# [Task details]
Search the data below for the word "nursing" and copy each line that holds it.

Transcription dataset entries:
Content starts

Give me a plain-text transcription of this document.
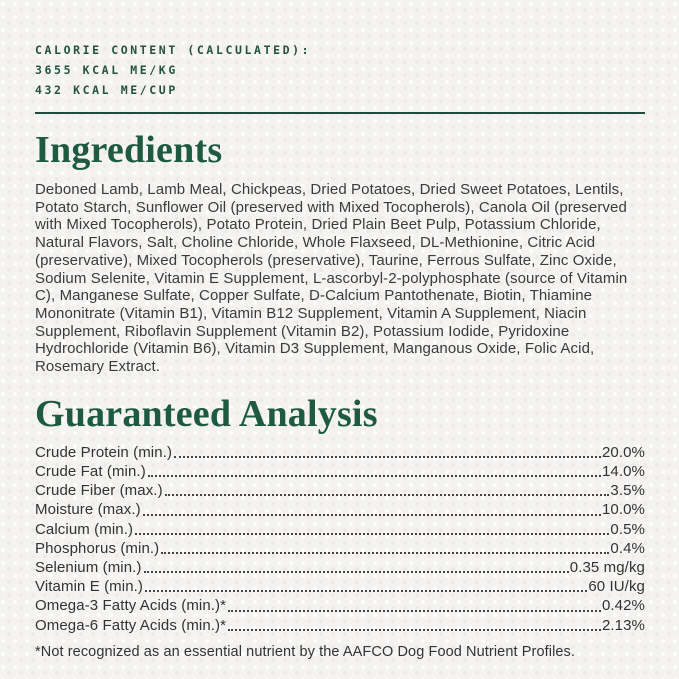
CALORIE CONTENT (CALCULATED):
3655 KCAL ME/KG
432 KCAL ME/CUP
Ingredients

Deboned Lamb, Lamb Meal, Chickpeas, Dried Potatoes, Dried Sweet Potatoes, Lentils, Potato Starch, Sunflower Oil (preserved with Mixed Tocopherols), Canola Oil (preserved with Mixed Tocopherols), Potato Protein, Dried Plain Beet Pulp, Potassium Chloride, Natural Flavors, Salt, Choline Chloride, Whole Flaxseed, DL-Methionine, Citric Acid (preservative), Mixed Tocopherols (preservative), Taurine, Ferrous Sulfate, Zinc Oxide, Sodium Selenite, Vitamin E Supplement, L-ascorbyl-2-polyphosphate (source of Vitamin C), Manganese Sulfate, Copper Sulfate, D-Calcium Pantothenate, Biotin, Thiamine Mononitrate (Vitamin B1), Vitamin B12 Supplement, Vitamin A Supplement, Niacin Supplement, Riboflavin Supplement (Vitamin B2), Potassium Iodide, Pyridoxine Hydrochloride (Vitamin B6), Vitamin D3 Supplement, Manganous Oxide, Folic Acid, Rosemary Extract.

Guaranteed Analysis
Crude Protein (min.)	20.0%
Crude Fat (min.)	14.0%
Crude Fiber (max.)	3.5%
Moisture (max.)	10.0%
Calcium (min.)	0.5%
Phosphorus (min.)	0.4%
Selenium (min.)	0.35 mg/kg
Vitamin E (min.)	60 IU/kg
Omega-3 Fatty Acids (min.)*	0.42%
Omega-6 Fatty Acids (min.)*	2.13%

*Not recognized as an essential nutrient by the AAFCO Dog Food Nutrient Profiles.
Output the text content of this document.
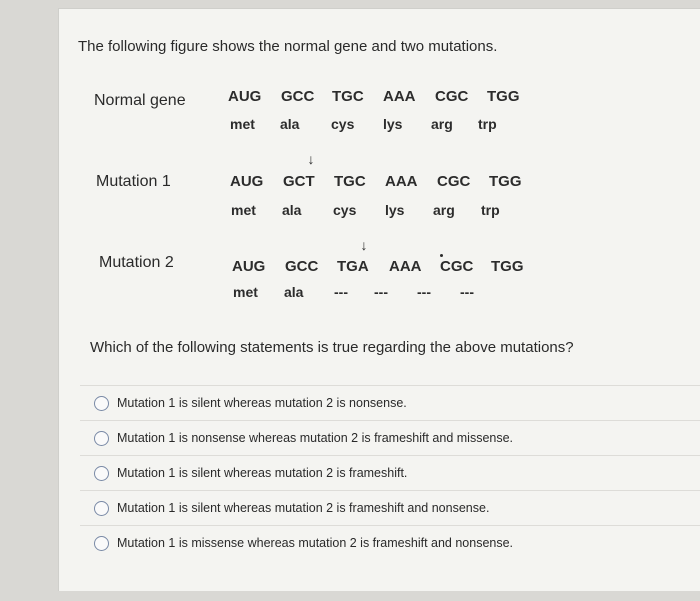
The following figure shows the normal gene and two mutations.
Normal gene
Mutation 1
Mutation 2
AUG GCC TGC AAA CGC TGG
met ala cys lys arg trp
↓
AUG GCT TGC AAA CGC TGG
met ala cys lys arg trp
↓
AUG GCC TGA AAA CGC TGG
met ala --- --- --- ---
Which of the following statements is true regarding the above mutations?
Mutation 1 is silent whereas mutation 2 is nonsense.
Mutation 1 is nonsense whereas mutation 2 is frameshift and missense.
Mutation 1 is silent whereas mutation 2 is frameshift.
Mutation 1 is silent whereas mutation 2 is frameshift and nonsense.
Mutation 1 is missense whereas mutation 2 is frameshift and nonsense.
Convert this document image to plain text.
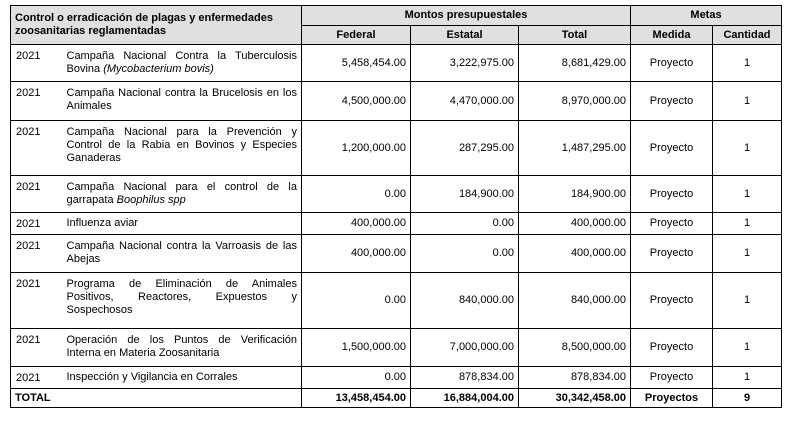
Control o erradicación de plagas y enfermedades zoosanitarias reglamentadas		Montos presupuestales			Metas	
		Federal	Estatal	Total	Medida	Cantidad
2021	Campaña Nacional Contra la Tuberculosis Bovina (Mycobacterium bovis)	5,458,454.00	3,222,975.00	8,681,429.00	Proyecto	1
2021	Campaña Nacional contra la Brucelosis en los Animales	4,500,000.00	4,470,000.00	8,970,000.00	Proyecto	1
2021	Campaña Nacional para la Prevención y Control de la Rabia en Bovinos y Especies Ganaderas	1,200,000.00	287,295.00	1,487,295.00	Proyecto	1
2021	Campaña Nacional para el control de la garrapata Boophilus spp	0.00	184,900.00	184,900.00	Proyecto	1
2021	Influenza aviar	400,000.00	0.00	400,000.00	Proyecto	1
2021	Campaña Nacional contra la Varroasis de las Abejas	400,000.00	0.00	400,000.00	Proyecto	1
2021	Programa de Eliminación de Animales Positivos, Reactores, Expuestos y Sospechosos	0.00	840,000.00	840,000.00	Proyecto	1
2021	Operación de los Puntos de Verificación Interna en Materia Zoosanitaria	1,500,000.00	7,000,000.00	8,500,000.00	Proyecto	1
2021	Inspección y Vigilancia en Corrales	0.00	878,834.00	878,834.00	Proyecto	1
TOTAL		13,458,454.00	16,884,004.00	30,342,458.00	Proyectos	9
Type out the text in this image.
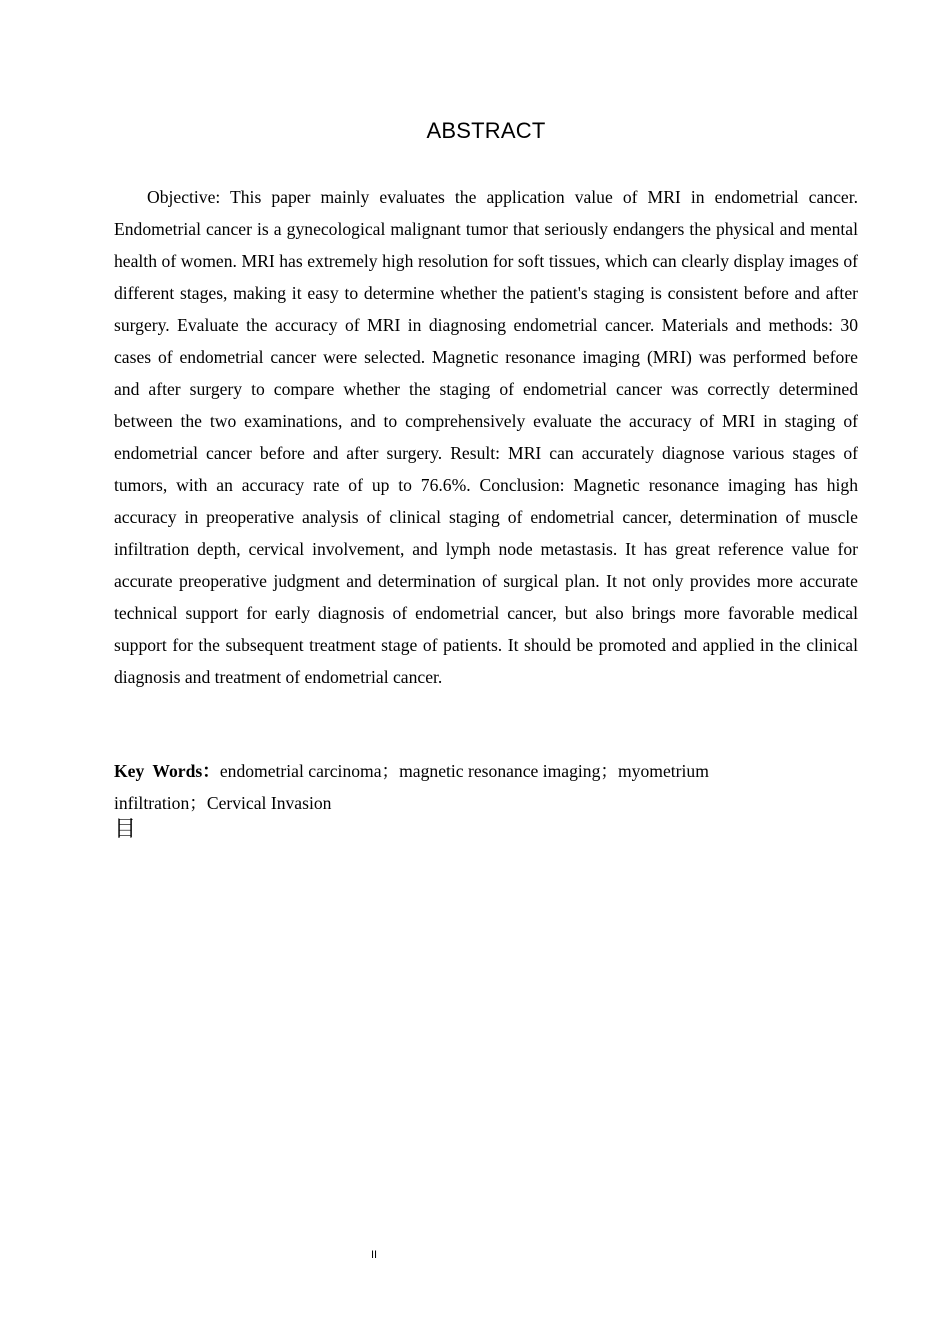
ABSTRACT

Objective: This paper mainly evaluates the application value of MRI in endometrial cancer. Endometrial cancer is a gynecological malignant tumor that seriously endangers the physical and mental health of women. MRI has extremely high resolution for soft tissues, which can clearly display images of different stages, making it easy to determine whether the patient's staging is consistent before and after surgery. Evaluate the accuracy of MRI in diagnosing endometrial cancer. Materials and methods: 30 cases of endometrial cancer were selected. Magnetic resonance imaging (MRI) was performed before and after surgery to compare whether the staging of endometrial cancer was correctly determined between the two examinations, and to comprehensively evaluate the accuracy of MRI in staging of endometrial cancer before and after surgery. Result: MRI can accurately diagnose various stages of tumors, with an accuracy rate of up to 76.6%. Conclusion: Magnetic resonance imaging has high accuracy in preoperative analysis of clinical staging of endometrial cancer, determination of muscle infiltration depth, cervical involvement, and lymph node metastasis. It has great reference value for accurate preoperative judgment and determination of surgical plan. It not only provides more accurate technical support for early diagnosis of endometrial cancer, but also brings more favorable medical support for the subsequent treatment stage of patients. It should be promoted and applied in the clinical diagnosis and treatment of endometrial cancer.

Key Words：endometrial carcinoma；magnetic resonance imaging；myometrium infiltration；Cervical Invasion

目
II
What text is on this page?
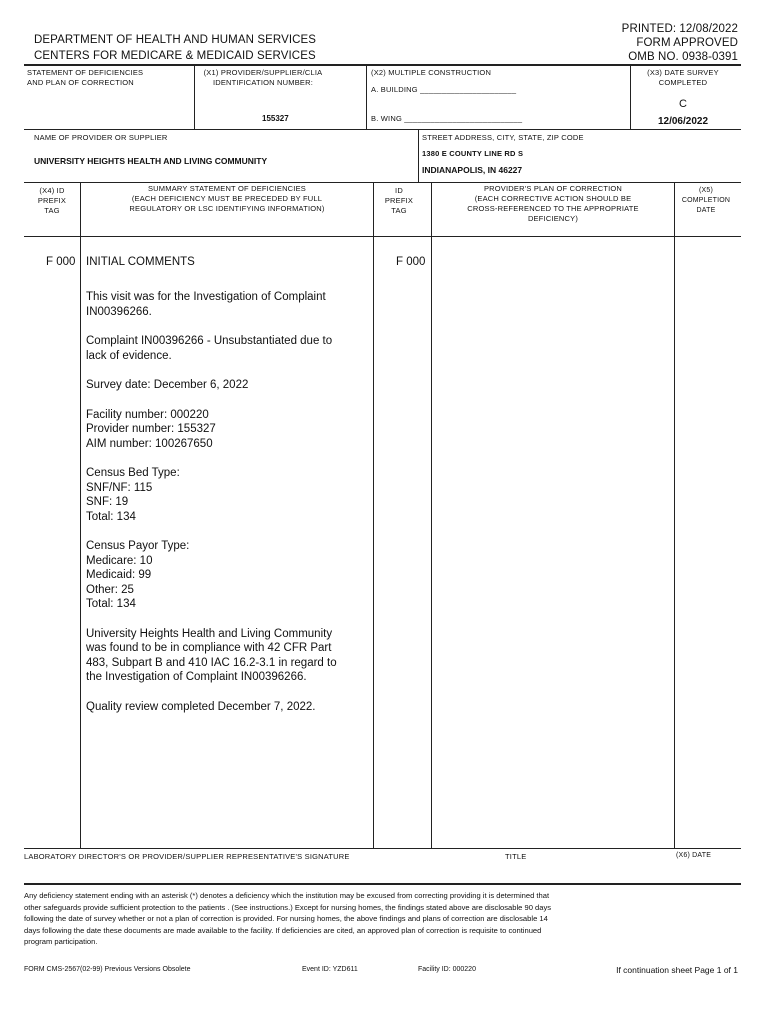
DEPARTMENT OF HEALTH AND HUMAN SERVICES
CENTERS FOR MEDICARE & MEDICAID SERVICES
PRINTED: 12/08/2022
FORM APPROVED
OMB NO. 0938-0391
STATEMENT OF DEFICIENCIES
AND PLAN OF CORRECTION
(X1) PROVIDER/SUPPLIER/CLIA
IDENTIFICATION NUMBER:
155327
(X2) MULTIPLE CONSTRUCTION
A. BUILDING ______________________
B. WING ___________________________
(X3) DATE SURVEY
COMPLETED
C
12/06/2022
NAME OF PROVIDER OR SUPPLIER
UNIVERSITY HEIGHTS HEALTH AND LIVING COMMUNITY
STREET ADDRESS, CITY, STATE, ZIP CODE
1380 E COUNTY LINE RD S
INDIANAPOLIS, IN 46227
(X4) ID
PREFIX
TAG
SUMMARY STATEMENT OF DEFICIENCIES
(EACH DEFICIENCY MUST BE PRECEDED BY FULL
REGULATORY OR LSC IDENTIFYING INFORMATION)
ID
PREFIX
TAG
PROVIDER'S PLAN OF CORRECTION
(EACH CORRECTIVE ACTION SHOULD BE
CROSS-REFERENCED TO THE APPROPRIATE
DEFICIENCY)
(X5)
COMPLETION
DATE
F 000	F 000
INITIAL COMMENTS

This visit was for the Investigation of Complaint
IN00396266.

Complaint IN00396266 - Unsubstantiated due to
lack of evidence.

Survey date: December 6, 2022

Facility number: 000220
Provider number: 155327
AIM number: 100267650

Census Bed Type:
SNF/NF: 115
SNF: 19
Total: 134

Census Payor Type:
Medicare: 10
Medicaid: 99
Other: 25
Total: 134

University Heights Health and Living Community
was found to be in compliance with 42 CFR Part
483, Subpart B and 410 IAC 16.2-3.1 in regard to
the Investigation of Complaint IN00396266.

Quality review completed December 7, 2022.

LABORATORY DIRECTOR'S OR PROVIDER/SUPPLIER REPRESENTATIVE'S SIGNATURE	TITLE	(X6) DATE
Any deficiency statement ending with an asterisk (*) denotes a deficiency which the institution may be excused from correcting providing it is determined that
other safeguards provide sufficient protection to the patients . (See instructions.) Except for nursing homes, the findings stated above are disclosable 90 days
following the date of survey whether or not a plan of correction is provided. For nursing homes, the above findings and plans of correction are disclosable 14
days following the date these documents are made available to the facility. If deficiencies are cited, an approved plan of correction is requisite to continued
program participation.
FORM CMS-2567(02-99) Previous Versions Obsolete	Event ID: YZD611	Facility ID: 000220	If continuation sheet Page 1 of 1
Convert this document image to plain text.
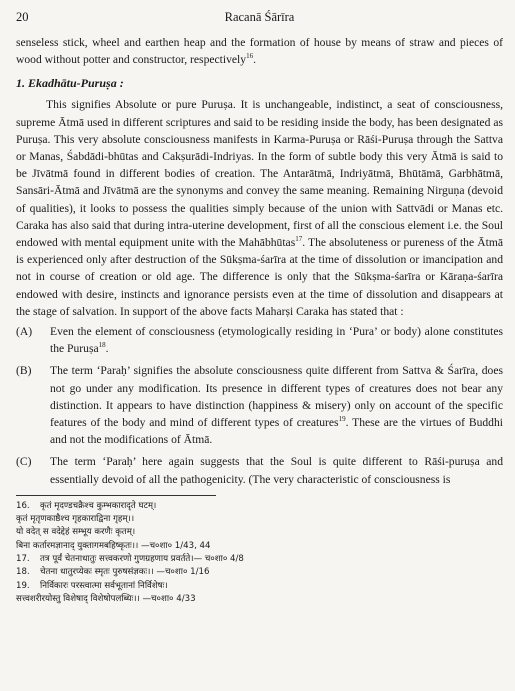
20	Racanā Śārīra

senseless stick, wheel and earthen heap and the formation of house by means of straw and pieces of wood without potter and constructor, respectively$^{16}$.

1. Ekadhātu-Puruṣa :

This signifies Absolute or pure Puruṣa. It is unchangeable, indistinct, a seat of consciousness, supreme Ātmā used in different scriptures and said to be residing inside the body, has been designated as Puruṣa. This very absolute consciousness manifests in Karma-Puruṣa or Rāśi-Puruṣa through the Sattva or Manas, Śabdādi-bhūtas and Cakṣurādi-Indriyas. In the form of subtle body this very Ātmā is said to be Jīvātmā found in different bodies of creation. The Antarātmā, Indriyātmā, Bhūtāmā, Garbhātmā, Sansāri-Ātmā and Jīvātmā are the synonyms and convey the same meaning. Remaining Nirguṇa (devoid of qualities), it looks to possess the qualities simply because of the union with Sattvādi or Manas etc. Caraka has also said that during intra-uterine development, first of all the conscious element i.e. the Soul endowed with mental equipment unite with the Mahābhūtas$^{17}$. The absoluteness or pureness of the Ātmā is experienced only after destruction of the Sūkṣma-śarīra at the time of dissolution or imancipation and not in course of creation or old age. The difference is only that the Sūkṣma-śarīra or Kāraṇa-śarīra endowed with desire, instincts and ignorance persists even at the time of dissolution and disappears at the stage of salvation. In support of the above facts Maharṣi Caraka has stated that :

(A)	Even the element of consciousness (etymologically residing in ‘Pura’ or body) alone constitutes the Puruṣa$^{18}$.
(B)	The term ‘Paraḥ’ signifies the absolute consciousness quite different from Sattva & Śarīra, does not go under any modification. Its presence in different types of creatures does not bear any distinction. It appears to have distinction (happiness & misery) only on account of the specific features of the body and mind of different types of creatures$^{19}$. These are the virtues of Buddhi and not the modifications of Ātmā.
(C)	The term ‘Paraḥ’ here again suggests that the Soul is quite different to Rāśi-puruṣa and essentially devoid of all the pathogenicity. (The very characteristic of consciousness is
16. कृतं मृदण्डचक्रैश्च कुम्भकारादृते घटम्।
कृतं मृतृणकाष्ठैश्च गृहकाराद्विना गृहम्।।
यो वदेत् स वदेद्देहं सम्भूय करणैः कृतम्।
बिना कर्तारमज्ञानाद् युक्तागमबहिष्कृतः।। —च०शा० 1/43, 44
17. तत्र पूर्वं चेतनाधातुः सत्त्वकरणो गुणग्रहणाय प्रवर्तते।— च०शा० 4/8
18. चेतना धातुरप्येकः स्मृतः पुरुषसंज्ञकः।। —च०शा० 1/16
19. निर्विकारः परस्त्वात्मा सर्वभूतानां निर्विशेषः।
सत्त्वशरीरयोस्तु विशेषाद् विशेषोपलब्धिः।। —च०शा० 4/33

Content ends

# [Problem solution]
other safeguards provide sufficient protection to the patients . (See instructions.) Except for nursing homes, the findings stated above are disclosable 90 days
following the date of survey whether or not a plan of correction is provided. For nursing homes, the above findings and plans of correction are disclosable 14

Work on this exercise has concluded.